▸ **Required work**:
Could you write out every record below exactly, leaving out any pictures?
----
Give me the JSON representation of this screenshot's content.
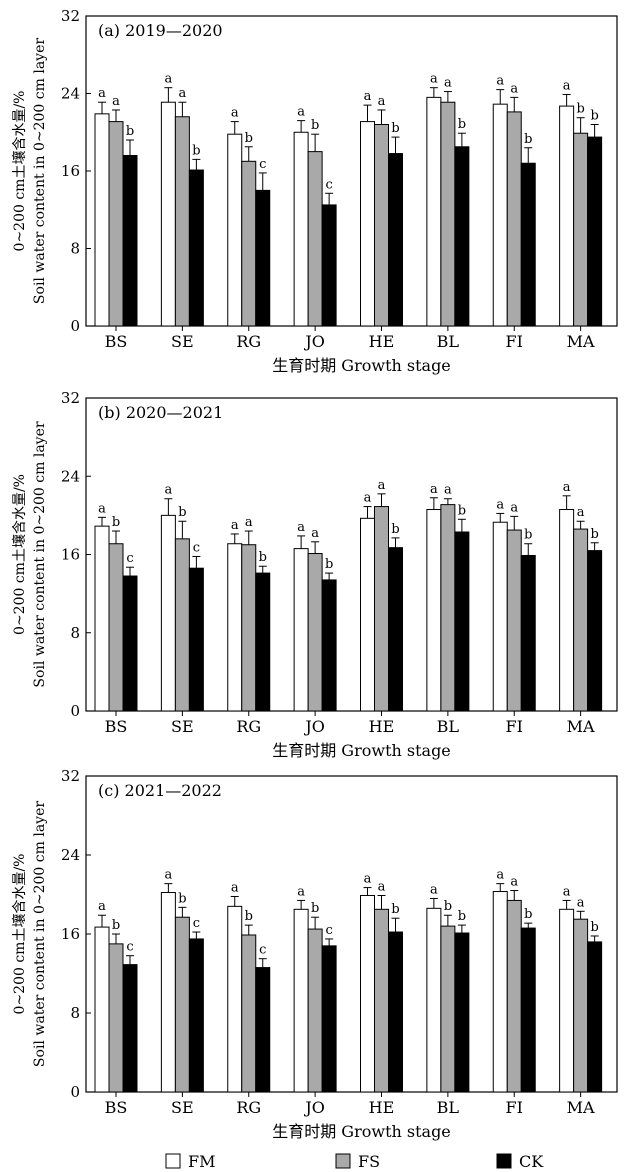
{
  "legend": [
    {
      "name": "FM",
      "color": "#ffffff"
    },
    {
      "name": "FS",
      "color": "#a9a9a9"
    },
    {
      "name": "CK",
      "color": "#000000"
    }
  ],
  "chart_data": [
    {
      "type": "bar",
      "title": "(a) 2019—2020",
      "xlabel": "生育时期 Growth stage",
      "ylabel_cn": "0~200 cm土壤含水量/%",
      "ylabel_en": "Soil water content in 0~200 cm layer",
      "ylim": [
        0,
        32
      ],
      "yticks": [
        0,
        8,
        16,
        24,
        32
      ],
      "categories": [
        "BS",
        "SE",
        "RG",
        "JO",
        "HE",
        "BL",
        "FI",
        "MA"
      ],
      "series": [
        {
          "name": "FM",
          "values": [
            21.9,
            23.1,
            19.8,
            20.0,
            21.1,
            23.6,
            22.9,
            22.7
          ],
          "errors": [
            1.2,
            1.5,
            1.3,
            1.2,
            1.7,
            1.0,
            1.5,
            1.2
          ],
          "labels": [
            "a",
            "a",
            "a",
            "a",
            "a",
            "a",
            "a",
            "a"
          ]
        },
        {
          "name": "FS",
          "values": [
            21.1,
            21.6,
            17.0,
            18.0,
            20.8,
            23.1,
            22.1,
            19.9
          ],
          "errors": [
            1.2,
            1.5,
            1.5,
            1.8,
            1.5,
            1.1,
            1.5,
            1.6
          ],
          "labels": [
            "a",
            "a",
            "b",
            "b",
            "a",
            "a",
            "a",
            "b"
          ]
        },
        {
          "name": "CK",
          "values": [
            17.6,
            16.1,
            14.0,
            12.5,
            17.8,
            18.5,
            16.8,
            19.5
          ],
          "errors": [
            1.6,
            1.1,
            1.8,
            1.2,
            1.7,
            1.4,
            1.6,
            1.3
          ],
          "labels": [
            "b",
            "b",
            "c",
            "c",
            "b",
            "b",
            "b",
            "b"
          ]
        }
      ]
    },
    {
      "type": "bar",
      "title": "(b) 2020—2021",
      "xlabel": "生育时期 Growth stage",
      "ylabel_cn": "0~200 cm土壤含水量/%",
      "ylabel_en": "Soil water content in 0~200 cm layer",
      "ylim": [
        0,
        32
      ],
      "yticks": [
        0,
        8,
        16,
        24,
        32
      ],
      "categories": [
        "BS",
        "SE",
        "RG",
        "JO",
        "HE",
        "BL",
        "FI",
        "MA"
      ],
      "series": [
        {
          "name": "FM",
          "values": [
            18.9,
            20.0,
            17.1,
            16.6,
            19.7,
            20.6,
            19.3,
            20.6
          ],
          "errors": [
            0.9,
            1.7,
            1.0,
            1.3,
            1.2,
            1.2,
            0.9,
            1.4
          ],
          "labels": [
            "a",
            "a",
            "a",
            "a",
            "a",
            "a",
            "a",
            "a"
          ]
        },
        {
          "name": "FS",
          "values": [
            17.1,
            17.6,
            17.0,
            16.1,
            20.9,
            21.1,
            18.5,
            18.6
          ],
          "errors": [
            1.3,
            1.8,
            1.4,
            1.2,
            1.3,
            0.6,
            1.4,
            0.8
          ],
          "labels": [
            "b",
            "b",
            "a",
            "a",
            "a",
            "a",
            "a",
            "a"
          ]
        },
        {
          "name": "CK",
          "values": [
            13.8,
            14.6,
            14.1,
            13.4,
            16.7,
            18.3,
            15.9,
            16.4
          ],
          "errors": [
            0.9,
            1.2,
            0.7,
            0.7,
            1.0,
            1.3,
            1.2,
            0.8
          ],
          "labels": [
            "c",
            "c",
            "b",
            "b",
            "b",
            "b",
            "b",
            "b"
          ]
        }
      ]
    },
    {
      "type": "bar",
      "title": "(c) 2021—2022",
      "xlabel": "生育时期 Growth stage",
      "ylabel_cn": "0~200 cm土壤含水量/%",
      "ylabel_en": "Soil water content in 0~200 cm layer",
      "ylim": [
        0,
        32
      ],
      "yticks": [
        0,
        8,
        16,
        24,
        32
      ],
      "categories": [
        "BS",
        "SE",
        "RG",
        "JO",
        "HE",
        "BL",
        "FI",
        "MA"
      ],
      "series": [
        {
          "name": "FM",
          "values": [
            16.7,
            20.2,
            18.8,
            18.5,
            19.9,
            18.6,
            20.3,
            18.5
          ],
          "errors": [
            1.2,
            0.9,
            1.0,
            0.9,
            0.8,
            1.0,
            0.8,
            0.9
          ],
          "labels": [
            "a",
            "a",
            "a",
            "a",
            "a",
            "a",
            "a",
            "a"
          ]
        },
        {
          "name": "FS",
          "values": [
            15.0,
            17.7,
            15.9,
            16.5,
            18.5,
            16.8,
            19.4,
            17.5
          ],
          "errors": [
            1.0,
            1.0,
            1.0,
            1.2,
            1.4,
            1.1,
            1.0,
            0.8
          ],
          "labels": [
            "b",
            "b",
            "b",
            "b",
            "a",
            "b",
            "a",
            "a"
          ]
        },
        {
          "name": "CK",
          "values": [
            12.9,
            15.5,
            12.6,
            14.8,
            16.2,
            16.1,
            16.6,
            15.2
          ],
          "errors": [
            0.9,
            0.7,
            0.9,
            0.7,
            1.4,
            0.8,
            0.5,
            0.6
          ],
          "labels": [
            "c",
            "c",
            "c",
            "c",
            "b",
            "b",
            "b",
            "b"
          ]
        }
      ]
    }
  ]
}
----
▸ **Result of the exercise**:
Give me the JSON representation of this screenshot's content.
{
  "legend": [
    {
      "name": "FM",
      "color": "#ffffff"
    },
    {
      "name": "FS",
      "color": "#a9a9a9"
    },
    {
      "name": "CK",
      "color": "#000000"
    }
  ],
  "chart_data": [
    {
      "type": "bar",
      "title": "(a) 2019—2020",
      "xlabel": "生育时期 Growth stage",
      "ylabel_cn": "0~200 cm土壤含水量/%",
      "ylabel_en": "Soil water content in 0~200 cm layer",
      "ylim": [
        0,
        32
      ],
      "yticks": [
        0,
        8,
        16,
        24,
        32
      ],
      "categories": [
        "BS",
        "SE",
        "RG",
        "JO",
        "HE",
        "BL",
        "FI",
        "MA"
      ],
      "series": [
        {
          "name": "FM",
          "values": [
            21.9,
            23.1,
            19.8,
            20.0,
            21.1,
            23.6,
            22.9,
            22.7
          ],
          "errors": [
            1.2,
            1.5,
            1.3,
            1.2,
            1.7,
            1.0,
            1.5,
            1.2
          ],
          "labels": [
            "a",
            "a",
            "a",
            "a",
            "a",
            "a",
            "a",
            "a"
          ]
        },
        {
          "name": "FS",
          "values": [
            21.1,
            21.6,
            17.0,
            18.0,
            20.8,
            23.1,
            22.1,
            19.9
          ],
          "errors": [
            1.2,
            1.5,
            1.5,
            1.8,
            1.5,
            1.1,
            1.5,
            1.6
          ],
          "labels": [
            "a",
            "a",
            "b",
            "b",
            "a",
            "a",
            "a",
            "b"
          ]
        },
        {
          "name": "CK",
          "values": [
            17.6,
            16.1,
            14.0,
            12.5,
            17.8,
            18.5,
            16.8,
            19.5
          ],
          "errors": [
            1.6,
            1.1,
            1.8,
            1.2,
            1.7,
            1.4,
            1.6,
            1.3
          ],
          "labels": [
            "b",
            "b",
            "c",
            "c",
            "b",
            "b",
            "b",
            "b"
          ]
        }
      ]
    },
    {
      "type": "bar",
      "title": "(b) 2020—2021",
      "xlabel": "生育时期 Growth stage",
      "ylabel_cn": "0~200 cm土壤含水量/%",
      "ylabel_en": "Soil water content in 0~200 cm layer",
      "ylim": [
        0,
        32
      ],
      "yticks": [
        0,
        8,
        16,
        24,
        32
      ],
      "categories": [
        "BS",
        "SE",
        "RG",
        "JO",
        "HE",
        "BL",
        "FI",
        "MA"
      ],
      "series": [
        {
          "name": "FM",
          "values": [
            18.9,
            20.0,
            17.1,
            16.6,
            19.7,
            20.6,
            19.3,
            20.6
          ],
          "errors": [
            0.9,
            1.7,
            1.0,
            1.3,
            1.2,
            1.2,
            0.9,
            1.4
          ],
          "labels": [
            "a",
            "a",
            "a",
            "a",
            "a",
            "a",
            "a",
            "a"
          ]
        },
        {
          "name": "FS",
          "values": [
            17.1,
            17.6,
            17.0,
            16.1,
            20.9,
            21.1,
            18.5,
            18.6
          ],
          "errors": [
            1.3,
            1.8,
            1.4,
            1.2,
            1.3,
            0.6,
            1.4,
            0.8
          ],
          "labels": [
            "b",
            "b",
            "a",
            "a",
            "a",
            "a",
            "a",
            "a"
          ]
        },
        {
          "name": "CK",
          "values": [
            13.8,
            14.6,
            14.1,
            13.4,
            16.7,
            18.3,
            15.9,
            16.4
          ],
          "errors": [
            0.9,
            1.2,
            0.7,
            0.7,
            1.0,
            1.3,
            1.2,
            0.8
          ],
          "labels": [
            "c",
            "c",
            "b",
            "b",
            "b",
            "b",
            "b",
            "b"
          ]
        }
      ]
    },
    {
      "type": "bar",
      "title": "(c) 2021—2022",
      "xlabel": "生育时期 Growth stage",
      "ylabel_cn": "0~200 cm土壤含水量/%",
      "ylabel_en": "Soil water content in 0~200 cm layer",
      "ylim": [
        0,
        32
      ],
      "yticks": [
        0,
        8,
        16,
        24,
        32
      ],
      "categories": [
        "BS",
        "SE",
        "RG",
        "JO",
        "HE",
        "BL",
        "FI",
        "MA"
      ],
      "series": [
        {
          "name": "FM",
          "values": [
            16.7,
            20.2,
            18.8,
            18.5,
            19.9,
            18.6,
            20.3,
            18.5
          ],
          "errors": [
            1.2,
            0.9,
            1.0,
            0.9,
            0.8,
            1.0,
            0.8,
            0.9
          ],
          "labels": [
            "a",
            "a",
            "a",
            "a",
            "a",
            "a",
            "a",
            "a"
          ]
        },
        {
          "name": "FS",
          "values": [
            15.0,
            17.7,
            15.9,
            16.5,
            18.5,
            16.8,
            19.4,
            17.5
          ],
          "errors": [
            1.0,
            1.0,
            1.0,
            1.2,
            1.4,
            1.1,
            1.0,
            0.8
          ],
          "labels": [
            "b",
            "b",
            "b",
            "b",
            "a",
            "b",
            "a",
            "a"
          ]
        },
        {
          "name": "CK",
          "values": [
            12.9,
            15.5,
            12.6,
            14.8,
            16.2,
            16.1,
            16.6,
            15.2
          ],
          "errors": [
            0.9,
            0.7,
            0.9,
            0.7,
            1.4,
            0.8,
            0.5,
            0.6
          ],
          "labels": [
            "c",
            "c",
            "c",
            "c",
            "b",
            "b",
            "b",
            "b"
          ]
        }
      ]
    }
  ]
}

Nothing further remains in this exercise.